**Supplied records**
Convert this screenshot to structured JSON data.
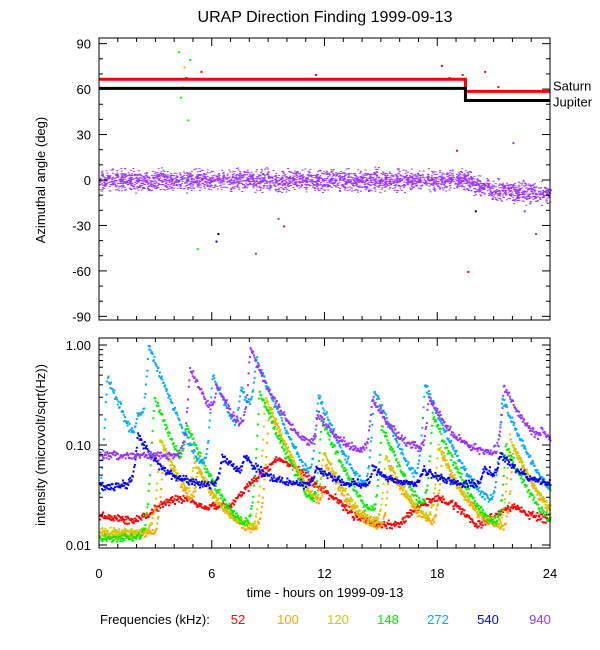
{
  "chart_data": [
    {
      "type": "scatter",
      "title": "URAP Direction Finding  1999-09-13",
      "ylabel": "Azimuthal angle (deg)",
      "xlim": [
        0,
        24
      ],
      "ylim": [
        -90,
        90
      ],
      "yticks": [
        "90",
        "60",
        "30",
        "0",
        "-30",
        "-60",
        "-90"
      ],
      "reference_lines": [
        {
          "name": "Saturn",
          "color": "#ff0000",
          "segments": [
            [
              0,
              19.5,
              66.5
            ],
            [
              19.5,
              24,
              58.5
            ]
          ]
        },
        {
          "name": "Jupiter",
          "color": "#000000",
          "segments": [
            [
              0,
              19.5,
              60.5
            ],
            [
              19.5,
              24,
              52.5
            ]
          ]
        }
      ],
      "scatter_band": {
        "color": "#9933ff",
        "mean": [
          [
            0,
            0
          ],
          [
            19.5,
            0
          ],
          [
            21,
            -7
          ],
          [
            24,
            -8
          ]
        ],
        "spread": 6
      },
      "outliers": [
        [
          4.2,
          85,
          "#00ff00"
        ],
        [
          4.5,
          75,
          "#ffaa00"
        ],
        [
          4.4,
          62,
          "#ffcc00"
        ],
        [
          4.6,
          68,
          "#ff0000"
        ],
        [
          4.3,
          55,
          "#00ff00"
        ],
        [
          4.8,
          80,
          "#00ff00"
        ],
        [
          5.4,
          72,
          "#ff0000"
        ],
        [
          4.7,
          40,
          "#00ff00"
        ],
        [
          18.2,
          76,
          "#ff0000"
        ],
        [
          18.6,
          68,
          "#ff0000"
        ],
        [
          19.3,
          70,
          "#ff0000"
        ],
        [
          20.5,
          72,
          "#ff0000"
        ],
        [
          21.2,
          62,
          "#ff0000"
        ],
        [
          11.5,
          70,
          "#ff0000"
        ],
        [
          6.2,
          -40,
          "#0000ff"
        ],
        [
          6.3,
          -35,
          "#000000"
        ],
        [
          8.3,
          -48,
          "#9933ff"
        ],
        [
          9.5,
          -25,
          "#9933ff"
        ],
        [
          9.8,
          -30,
          "#ff0000"
        ],
        [
          5.2,
          -45,
          "#00ff00"
        ],
        [
          23.2,
          -35,
          "#9933ff"
        ],
        [
          22.6,
          -20,
          "#9933ff"
        ],
        [
          19.6,
          -60,
          "#ff0000"
        ],
        [
          20.0,
          -20,
          "#000000"
        ],
        [
          19.0,
          20,
          "#ff0000"
        ],
        [
          22.0,
          25,
          "#9933ff"
        ]
      ]
    },
    {
      "type": "scatter",
      "ylabel": "intensity (microvolt/sqrt(Hz))",
      "xlabel": "time - hours on 1999-09-13",
      "xlim": [
        0,
        24
      ],
      "ylim": [
        0.01,
        1.0
      ],
      "yscale": "log",
      "xticks": [
        "0",
        "6",
        "12",
        "18",
        "24"
      ],
      "yticks": [
        "1.00",
        "0.10",
        "0.01"
      ],
      "legend_title": "Frequencies (kHz):",
      "series": [
        {
          "name": "52",
          "color": "#ff0000",
          "base": [
            [
              0,
              0.02
            ],
            [
              1.5,
              0.018
            ],
            [
              2.5,
              0.02
            ],
            [
              3.5,
              0.028
            ],
            [
              4.5,
              0.03
            ],
            [
              5.5,
              0.025
            ],
            [
              7,
              0.025
            ],
            [
              8.5,
              0.05
            ],
            [
              9.5,
              0.075
            ],
            [
              10.5,
              0.06
            ],
            [
              11.5,
              0.04
            ],
            [
              12.5,
              0.03
            ],
            [
              13.5,
              0.02
            ],
            [
              15,
              0.016
            ],
            [
              16,
              0.017
            ],
            [
              17,
              0.025
            ],
            [
              18,
              0.03
            ],
            [
              19,
              0.025
            ],
            [
              20,
              0.016
            ],
            [
              21,
              0.02
            ],
            [
              22,
              0.025
            ],
            [
              23,
              0.02
            ],
            [
              24,
              0.018
            ]
          ],
          "peaks": []
        },
        {
          "name": "100",
          "color": "#ffa500",
          "base": [
            [
              0,
              0.013
            ],
            [
              24,
              0.013
            ]
          ],
          "peaks": [
            [
              3.4,
              0.09
            ],
            [
              5.2,
              0.05
            ],
            [
              9.0,
              0.25
            ],
            [
              12.0,
              0.06
            ],
            [
              15.4,
              0.06
            ],
            [
              18.2,
              0.08
            ],
            [
              22.0,
              0.1
            ]
          ]
        },
        {
          "name": "120",
          "color": "#cccc00",
          "base": [
            [
              0,
              0.014
            ],
            [
              24,
              0.014
            ]
          ],
          "peaks": [
            [
              3.2,
              0.12
            ],
            [
              5.0,
              0.06
            ],
            [
              8.8,
              0.3
            ],
            [
              11.9,
              0.08
            ],
            [
              15.2,
              0.08
            ],
            [
              18.0,
              0.1
            ],
            [
              21.8,
              0.12
            ]
          ]
        },
        {
          "name": "148",
          "color": "#00ee00",
          "base": [
            [
              0,
              0.012
            ],
            [
              24,
              0.012
            ]
          ],
          "peaks": [
            [
              2.9,
              0.3
            ],
            [
              4.6,
              0.12
            ],
            [
              8.5,
              0.35
            ],
            [
              11.8,
              0.18
            ],
            [
              15.0,
              0.15
            ],
            [
              17.7,
              0.2
            ],
            [
              21.6,
              0.1
            ]
          ]
        },
        {
          "name": "272",
          "color": "#00aaff",
          "base": [
            [
              0,
              0.02
            ],
            [
              24,
              0.02
            ]
          ],
          "peaks": [
            [
              0.4,
              0.5
            ],
            [
              2.0,
              0.13
            ],
            [
              2.6,
              0.9
            ],
            [
              6.0,
              0.5
            ],
            [
              7.5,
              0.3
            ],
            [
              8.3,
              0.6
            ],
            [
              11.6,
              0.3
            ],
            [
              14.6,
              0.35
            ],
            [
              17.3,
              0.4
            ],
            [
              21.4,
              0.3
            ]
          ]
        },
        {
          "name": "540",
          "color": "#0000ff",
          "base": [
            [
              0,
              0.04
            ],
            [
              24,
              0.04
            ]
          ],
          "peaks": [
            [
              2.0,
              0.13
            ],
            [
              6.5,
              0.08
            ],
            [
              7.7,
              0.07
            ],
            [
              11.5,
              0.06
            ],
            [
              14.5,
              0.06
            ],
            [
              17.2,
              0.06
            ],
            [
              20.4,
              0.06
            ],
            [
              21.3,
              0.08
            ]
          ]
        },
        {
          "name": "940",
          "color": "#9933ff",
          "base": [
            [
              0,
              0.08
            ],
            [
              24,
              0.08
            ]
          ],
          "peaks": [
            [
              4.8,
              0.6
            ],
            [
              6.2,
              0.3
            ],
            [
              8.0,
              0.9
            ],
            [
              11.6,
              0.2
            ],
            [
              14.5,
              0.3
            ],
            [
              17.5,
              0.3
            ],
            [
              21.5,
              0.4
            ],
            [
              23.5,
              0.11
            ]
          ]
        }
      ]
    }
  ]
}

**Written task**
All of the records above must be copied exactly, except for the pictures.

**Exercise answer**
Convert this screenshot to structured JSON data.
{
  "chart_data": [
    {
      "type": "scatter",
      "title": "URAP Direction Finding  1999-09-13",
      "ylabel": "Azimuthal angle (deg)",
      "xlim": [
        0,
        24
      ],
      "ylim": [
        -90,
        90
      ],
      "yticks": [
        "90",
        "60",
        "30",
        "0",
        "-30",
        "-60",
        "-90"
      ],
      "reference_lines": [
        {
          "name": "Saturn",
          "color": "#ff0000",
          "segments": [
            [
              0,
              19.5,
              66.5
            ],
            [
              19.5,
              24,
              58.5
            ]
          ]
        },
        {
          "name": "Jupiter",
          "color": "#000000",
          "segments": [
            [
              0,
              19.5,
              60.5
            ],
            [
              19.5,
              24,
              52.5
            ]
          ]
        }
      ],
      "scatter_band": {
        "color": "#9933ff",
        "mean": [
          [
            0,
            0
          ],
          [
            19.5,
            0
          ],
          [
            21,
            -7
          ],
          [
            24,
            -8
          ]
        ],
        "spread": 6
      },
      "outliers": [
        [
          4.2,
          85,
          "#00ff00"
        ],
        [
          4.5,
          75,
          "#ffaa00"
        ],
        [
          4.4,
          62,
          "#ffcc00"
        ],
        [
          4.6,
          68,
          "#ff0000"
        ],
        [
          4.3,
          55,
          "#00ff00"
        ],
        [
          4.8,
          80,
          "#00ff00"
        ],
        [
          5.4,
          72,
          "#ff0000"
        ],
        [
          4.7,
          40,
          "#00ff00"
        ],
        [
          18.2,
          76,
          "#ff0000"
        ],
        [
          18.6,
          68,
          "#ff0000"
        ],
        [
          19.3,
          70,
          "#ff0000"
        ],
        [
          20.5,
          72,
          "#ff0000"
        ],
        [
          21.2,
          62,
          "#ff0000"
        ],
        [
          11.5,
          70,
          "#ff0000"
        ],
        [
          6.2,
          -40,
          "#0000ff"
        ],
        [
          6.3,
          -35,
          "#000000"
        ],
        [
          8.3,
          -48,
          "#9933ff"
        ],
        [
          9.5,
          -25,
          "#9933ff"
        ],
        [
          9.8,
          -30,
          "#ff0000"
        ],
        [
          5.2,
          -45,
          "#00ff00"
        ],
        [
          23.2,
          -35,
          "#9933ff"
        ],
        [
          22.6,
          -20,
          "#9933ff"
        ],
        [
          19.6,
          -60,
          "#ff0000"
        ],
        [
          20.0,
          -20,
          "#000000"
        ],
        [
          19.0,
          20,
          "#ff0000"
        ],
        [
          22.0,
          25,
          "#9933ff"
        ]
      ]
    },
    {
      "type": "scatter",
      "ylabel": "intensity (microvolt/sqrt(Hz))",
      "xlabel": "time - hours on 1999-09-13",
      "xlim": [
        0,
        24
      ],
      "ylim": [
        0.01,
        1.0
      ],
      "yscale": "log",
      "xticks": [
        "0",
        "6",
        "12",
        "18",
        "24"
      ],
      "yticks": [
        "1.00",
        "0.10",
        "0.01"
      ],
      "legend_title": "Frequencies (kHz):",
      "series": [
        {
          "name": "52",
          "color": "#ff0000",
          "base": [
            [
              0,
              0.02
            ],
            [
              1.5,
              0.018
            ],
            [
              2.5,
              0.02
            ],
            [
              3.5,
              0.028
            ],
            [
              4.5,
              0.03
            ],
            [
              5.5,
              0.025
            ],
            [
              7,
              0.025
            ],
            [
              8.5,
              0.05
            ],
            [
              9.5,
              0.075
            ],
            [
              10.5,
              0.06
            ],
            [
              11.5,
              0.04
            ],
            [
              12.5,
              0.03
            ],
            [
              13.5,
              0.02
            ],
            [
              15,
              0.016
            ],
            [
              16,
              0.017
            ],
            [
              17,
              0.025
            ],
            [
              18,
              0.03
            ],
            [
              19,
              0.025
            ],
            [
              20,
              0.016
            ],
            [
              21,
              0.02
            ],
            [
              22,
              0.025
            ],
            [
              23,
              0.02
            ],
            [
              24,
              0.018
            ]
          ],
          "peaks": []
        },
        {
          "name": "100",
          "color": "#ffa500",
          "base": [
            [
              0,
              0.013
            ],
            [
              24,
              0.013
            ]
          ],
          "peaks": [
            [
              3.4,
              0.09
            ],
            [
              5.2,
              0.05
            ],
            [
              9.0,
              0.25
            ],
            [
              12.0,
              0.06
            ],
            [
              15.4,
              0.06
            ],
            [
              18.2,
              0.08
            ],
            [
              22.0,
              0.1
            ]
          ]
        },
        {
          "name": "120",
          "color": "#cccc00",
          "base": [
            [
              0,
              0.014
            ],
            [
              24,
              0.014
            ]
          ],
          "peaks": [
            [
              3.2,
              0.12
            ],
            [
              5.0,
              0.06
            ],
            [
              8.8,
              0.3
            ],
            [
              11.9,
              0.08
            ],
            [
              15.2,
              0.08
            ],
            [
              18.0,
              0.1
            ],
            [
              21.8,
              0.12
            ]
          ]
        },
        {
          "name": "148",
          "color": "#00ee00",
          "base": [
            [
              0,
              0.012
            ],
            [
              24,
              0.012
            ]
          ],
          "peaks": [
            [
              2.9,
              0.3
            ],
            [
              4.6,
              0.12
            ],
            [
              8.5,
              0.35
            ],
            [
              11.8,
              0.18
            ],
            [
              15.0,
              0.15
            ],
            [
              17.7,
              0.2
            ],
            [
              21.6,
              0.1
            ]
          ]
        },
        {
          "name": "272",
          "color": "#00aaff",
          "base": [
            [
              0,
              0.02
            ],
            [
              24,
              0.02
            ]
          ],
          "peaks": [
            [
              0.4,
              0.5
            ],
            [
              2.0,
              0.13
            ],
            [
              2.6,
              0.9
            ],
            [
              6.0,
              0.5
            ],
            [
              7.5,
              0.3
            ],
            [
              8.3,
              0.6
            ],
            [
              11.6,
              0.3
            ],
            [
              14.6,
              0.35
            ],
            [
              17.3,
              0.4
            ],
            [
              21.4,
              0.3
            ]
          ]
        },
        {
          "name": "540",
          "color": "#0000ff",
          "base": [
            [
              0,
              0.04
            ],
            [
              24,
              0.04
            ]
          ],
          "peaks": [
            [
              2.0,
              0.13
            ],
            [
              6.5,
              0.08
            ],
            [
              7.7,
              0.07
            ],
            [
              11.5,
              0.06
            ],
            [
              14.5,
              0.06
            ],
            [
              17.2,
              0.06
            ],
            [
              20.4,
              0.06
            ],
            [
              21.3,
              0.08
            ]
          ]
        },
        {
          "name": "940",
          "color": "#9933ff",
          "base": [
            [
              0,
              0.08
            ],
            [
              24,
              0.08
            ]
          ],
          "peaks": [
            [
              4.8,
              0.6
            ],
            [
              6.2,
              0.3
            ],
            [
              8.0,
              0.9
            ],
            [
              11.6,
              0.2
            ],
            [
              14.5,
              0.3
            ],
            [
              17.5,
              0.3
            ],
            [
              21.5,
              0.4
            ],
            [
              23.5,
              0.11
            ]
          ]
        }
      ]
    }
  ]
}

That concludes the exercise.